- Exercise aim: Every entry below must be repeated exactly; skip the pictures.

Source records
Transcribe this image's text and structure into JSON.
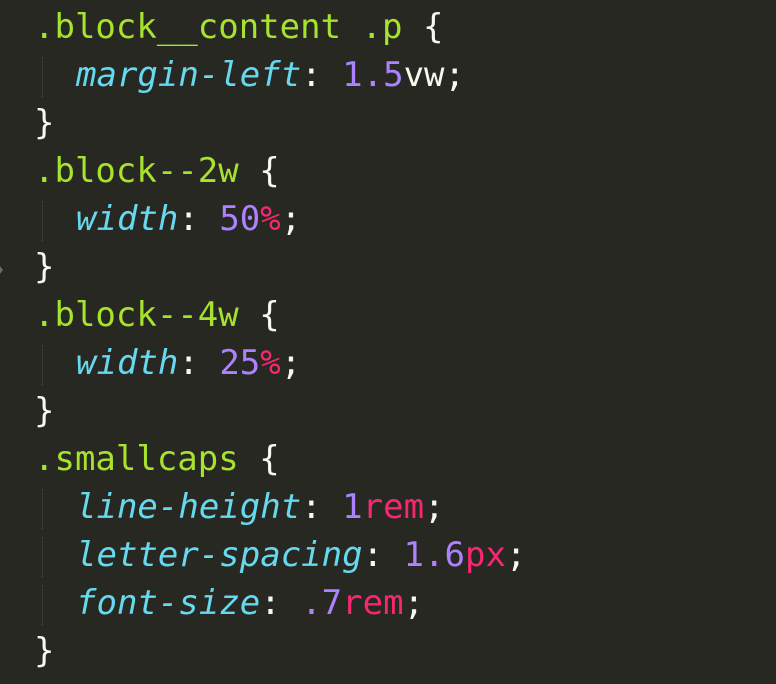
{
  "code": {
    "lines": [
      {
        "selector": ".block__content .p",
        "brace": "{"
      },
      {
        "property": "margin-left",
        "colon": ":",
        "number": "1.5",
        "unit": "vw",
        "semi": ";"
      },
      {
        "brace": "}"
      },
      {
        "selector": ".block--2w",
        "brace": "{"
      },
      {
        "property": "width",
        "colon": ":",
        "number": "50",
        "unit": "%",
        "semi": ";"
      },
      {
        "brace": "}"
      },
      {
        "selector": ".block--4w",
        "brace": "{"
      },
      {
        "property": "width",
        "colon": ":",
        "number": "25",
        "unit": "%",
        "semi": ";"
      },
      {
        "brace": "}"
      },
      {
        "selector": ".smallcaps",
        "brace": "{"
      },
      {
        "property": "line-height",
        "colon": ":",
        "number": "1",
        "unit": "rem",
        "semi": ";"
      },
      {
        "property": "letter-spacing",
        "colon": ":",
        "number": "1.6",
        "unit": "px",
        "semi": ";"
      },
      {
        "property": "font-size",
        "colon": ":",
        "number": ".7",
        "unit": "rem",
        "semi": ";"
      },
      {
        "brace": "}"
      }
    ]
  },
  "colors": {
    "background": "#272822",
    "selector": "#a6e22e",
    "property": "#66d9ef",
    "number": "#ae81ff",
    "unit": "#f92672",
    "text": "#f8f8f2"
  }
}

- Task response:
Transcribe this image's text and structure into JSON.
{
  "code": {
    "lines": [
      {
        "selector": ".block__content .p",
        "brace": "{"
      },
      {
        "property": "margin-left",
        "colon": ":",
        "number": "1.5",
        "unit": "vw",
        "semi": ";"
      },
      {
        "brace": "}"
      },
      {
        "selector": ".block--2w",
        "brace": "{"
      },
      {
        "property": "width",
        "colon": ":",
        "number": "50",
        "unit": "%",
        "semi": ";"
      },
      {
        "brace": "}"
      },
      {
        "selector": ".block--4w",
        "brace": "{"
      },
      {
        "property": "width",
        "colon": ":",
        "number": "25",
        "unit": "%",
        "semi": ";"
      },
      {
        "brace": "}"
      },
      {
        "selector": ".smallcaps",
        "brace": "{"
      },
      {
        "property": "line-height",
        "colon": ":",
        "number": "1",
        "unit": "rem",
        "semi": ";"
      },
      {
        "property": "letter-spacing",
        "colon": ":",
        "number": "1.6",
        "unit": "px",
        "semi": ";"
      },
      {
        "property": "font-size",
        "colon": ":",
        "number": ".7",
        "unit": "rem",
        "semi": ";"
      },
      {
        "brace": "}"
      }
    ]
  },
  "colors": {
    "background": "#272822",
    "selector": "#a6e22e",
    "property": "#66d9ef",
    "number": "#ae81ff",
    "unit": "#f92672",
    "text": "#f8f8f2"
  }
}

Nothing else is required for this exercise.